*STATED TASK*
The data below needs to be returned exactly, line for line.

*SUPPLIED DATA*
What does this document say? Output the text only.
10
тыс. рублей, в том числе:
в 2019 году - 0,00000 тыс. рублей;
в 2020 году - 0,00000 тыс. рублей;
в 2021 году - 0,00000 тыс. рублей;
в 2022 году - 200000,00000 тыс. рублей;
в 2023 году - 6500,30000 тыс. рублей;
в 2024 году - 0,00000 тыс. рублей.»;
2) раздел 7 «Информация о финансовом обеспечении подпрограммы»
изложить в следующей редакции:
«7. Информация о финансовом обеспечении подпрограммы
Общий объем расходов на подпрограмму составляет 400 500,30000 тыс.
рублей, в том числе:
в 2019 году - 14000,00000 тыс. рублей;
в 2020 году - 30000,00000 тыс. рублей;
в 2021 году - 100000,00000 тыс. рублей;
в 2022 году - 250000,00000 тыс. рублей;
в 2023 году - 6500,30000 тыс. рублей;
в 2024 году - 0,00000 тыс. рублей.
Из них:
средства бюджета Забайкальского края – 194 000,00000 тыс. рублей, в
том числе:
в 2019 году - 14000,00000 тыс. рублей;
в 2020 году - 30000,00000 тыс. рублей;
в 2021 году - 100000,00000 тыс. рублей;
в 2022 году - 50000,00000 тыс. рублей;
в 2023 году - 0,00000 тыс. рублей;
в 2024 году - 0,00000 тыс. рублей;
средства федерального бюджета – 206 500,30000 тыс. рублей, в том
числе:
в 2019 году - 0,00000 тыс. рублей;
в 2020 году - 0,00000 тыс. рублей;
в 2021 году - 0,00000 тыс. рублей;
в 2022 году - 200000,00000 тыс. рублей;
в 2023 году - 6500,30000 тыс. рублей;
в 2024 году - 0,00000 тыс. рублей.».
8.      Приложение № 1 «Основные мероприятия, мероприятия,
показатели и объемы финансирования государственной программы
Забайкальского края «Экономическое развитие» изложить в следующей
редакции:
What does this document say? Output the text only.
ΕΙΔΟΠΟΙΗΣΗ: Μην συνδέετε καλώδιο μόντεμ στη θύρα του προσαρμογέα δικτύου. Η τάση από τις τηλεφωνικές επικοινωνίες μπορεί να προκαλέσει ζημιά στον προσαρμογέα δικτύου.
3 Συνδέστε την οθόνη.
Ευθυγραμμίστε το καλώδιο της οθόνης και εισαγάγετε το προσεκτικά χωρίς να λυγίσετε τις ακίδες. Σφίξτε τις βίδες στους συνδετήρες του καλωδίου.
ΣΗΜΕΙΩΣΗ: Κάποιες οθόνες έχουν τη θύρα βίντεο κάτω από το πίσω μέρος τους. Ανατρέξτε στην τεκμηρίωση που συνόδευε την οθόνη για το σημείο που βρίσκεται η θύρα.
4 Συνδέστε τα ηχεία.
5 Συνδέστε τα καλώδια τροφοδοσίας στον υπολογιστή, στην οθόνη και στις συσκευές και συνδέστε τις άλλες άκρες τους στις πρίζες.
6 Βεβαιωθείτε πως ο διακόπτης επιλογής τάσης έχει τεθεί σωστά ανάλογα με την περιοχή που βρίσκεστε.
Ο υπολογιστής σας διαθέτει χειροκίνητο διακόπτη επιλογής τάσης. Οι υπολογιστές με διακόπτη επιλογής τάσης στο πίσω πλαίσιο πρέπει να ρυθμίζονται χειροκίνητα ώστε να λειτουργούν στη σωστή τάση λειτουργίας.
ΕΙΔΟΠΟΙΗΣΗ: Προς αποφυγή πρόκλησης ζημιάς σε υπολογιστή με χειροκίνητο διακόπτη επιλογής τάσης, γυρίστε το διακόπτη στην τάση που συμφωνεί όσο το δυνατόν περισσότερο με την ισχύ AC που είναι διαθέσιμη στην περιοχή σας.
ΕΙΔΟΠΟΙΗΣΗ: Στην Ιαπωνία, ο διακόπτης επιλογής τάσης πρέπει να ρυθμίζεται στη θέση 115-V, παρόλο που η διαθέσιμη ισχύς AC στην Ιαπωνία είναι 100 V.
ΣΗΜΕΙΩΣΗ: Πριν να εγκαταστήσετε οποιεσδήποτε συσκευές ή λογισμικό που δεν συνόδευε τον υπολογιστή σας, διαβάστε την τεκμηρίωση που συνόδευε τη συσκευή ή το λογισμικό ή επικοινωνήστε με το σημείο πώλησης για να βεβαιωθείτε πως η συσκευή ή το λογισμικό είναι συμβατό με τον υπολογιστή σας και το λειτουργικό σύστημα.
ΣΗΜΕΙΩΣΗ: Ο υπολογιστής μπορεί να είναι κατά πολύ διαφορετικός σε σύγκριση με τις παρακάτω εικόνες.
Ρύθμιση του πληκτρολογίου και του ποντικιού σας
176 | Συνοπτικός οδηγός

*SOLUTION FOR THIS EXERCISE*
What does this document say? Output the text only.
10
тыс. рублей, в том числе:
в 2019 году - 0,00000 тыс. рублей;
в 2020 году - 0,00000 тыс. рублей;
в 2021 году - 0,00000 тыс. рублей;
в 2022 году - 200000,00000 тыс. рублей;
в 2023 году - 6500,30000 тыс. рублей;
в 2024 году - 0,00000 тыс. рублей.»;
2) раздел 7 «Информация о финансовом обеспечении подпрограммы»
изложить в следующей редакции:
«7. Информация о финансовом обеспечении подпрограммы
Общий объем расходов на подпрограмму составляет 400 500,30000 тыс.
рублей, в том числе:
в 2019 году - 14000,00000 тыс. рублей;
в 2020 году - 30000,00000 тыс. рублей;
в 2021 году - 100000,00000 тыс. рублей;
в 2022 году - 250000,00000 тыс. рублей;
в 2023 году - 6500,30000 тыс. рублей;
в 2024 году - 0,00000 тыс. рублей.
Из них:
средства бюджета Забайкальского края – 194 000,00000 тыс. рублей, в
том числе:
в 2019 году - 14000,00000 тыс. рублей;
в 2020 году - 30000,00000 тыс. рублей;
в 2021 году - 100000,00000 тыс. рублей;
в 2022 году - 50000,00000 тыс. рублей;
в 2023 году - 0,00000 тыс. рублей;
в 2024 году - 0,00000 тыс. рублей;
средства федерального бюджета – 206 500,30000 тыс. рублей, в том
числе:
в 2019 году - 0,00000 тыс. рублей;
в 2020 году - 0,00000 тыс. рублей;
в 2021 году - 0,00000 тыс. рублей;
в 2022 году - 200000,00000 тыс. рублей;
в 2023 году - 6500,30000 тыс. рублей;
в 2024 году - 0,00000 тыс. рублей.».
8.      Приложение № 1 «Основные мероприятия, мероприятия,
показатели и объемы финансирования государственной программы
Забайкальского края «Экономическое развитие» изложить в следующей
редакции:
What does this document say? Output the text only.
ΕΙΔΟΠΟΙΗΣΗ: Μην συνδέετε καλώδιο μόντεμ στη θύρα του προσαρμογέα δικτύου. Η τάση από τις τηλεφωνικές επικοινωνίες μπορεί να προκαλέσει ζημιά στον προσαρμογέα δικτύου.
3 Συνδέστε την οθόνη.
Ευθυγραμμίστε το καλώδιο της οθόνης και εισαγάγετε το προσεκτικά χωρίς να λυγίσετε τις ακίδες. Σφίξτε τις βίδες στους συνδετήρες του καλωδίου.
ΣΗΜΕΙΩΣΗ: Κάποιες οθόνες έχουν τη θύρα βίντεο κάτω από το πίσω μέρος τους. Ανατρέξτε στην τεκμηρίωση που συνόδευε την οθόνη για το σημείο που βρίσκεται η θύρα.
4 Συνδέστε τα ηχεία.
5 Συνδέστε τα καλώδια τροφοδοσίας στον υπολογιστή, στην οθόνη και στις συσκευές και συνδέστε τις άλλες άκρες τους στις πρίζες.
6 Βεβαιωθείτε πως ο διακόπτης επιλογής τάσης έχει τεθεί σωστά ανάλογα με την περιοχή που βρίσκεστε.
Ο υπολογιστής σας διαθέτει χειροκίνητο διακόπτη επιλογής τάσης. Οι υπολογιστές με διακόπτη επιλογής τάσης στο πίσω πλαίσιο πρέπει να ρυθμίζονται χειροκίνητα ώστε να λειτουργούν στη σωστή τάση λειτουργίας.
ΕΙΔΟΠΟΙΗΣΗ: Προς αποφυγή πρόκλησης ζημιάς σε υπολογιστή με χειροκίνητο διακόπτη επιλογής τάσης, γυρίστε το διακόπτη στην τάση που συμφωνεί όσο το δυνατόν περισσότερο με την ισχύ AC που είναι διαθέσιμη στην περιοχή σας.
ΕΙΔΟΠΟΙΗΣΗ: Στην Ιαπωνία, ο διακόπτης επιλογής τάσης πρέπει να ρυθμίζεται στη θέση 115-V, παρόλο που η διαθέσιμη ισχύς AC στην Ιαπωνία είναι 100 V.
ΣΗΜΕΙΩΣΗ: Πριν να εγκαταστήσετε οποιεσδήποτε συσκευές ή λογισμικό που δεν συνόδευε τον υπολογιστή σας, διαβάστε την τεκμηρίωση που συνόδευε τη συσκευή ή το λογισμικό ή επικοινωνήστε με το σημείο πώλησης για να βεβαιωθείτε πως η συσκευή ή το λογισμικό είναι συμβατό με τον υπολογιστή σας και το λειτουργικό σύστημα.
ΣΗΜΕΙΩΣΗ: Ο υπολογιστής μπορεί να είναι κατά πολύ διαφορετικός σε σύγκριση με τις παρακάτω εικόνες.
Ρύθμιση του πληκτρολογίου και του ποντικιού σας
176 | Συνοπτικός οδηγός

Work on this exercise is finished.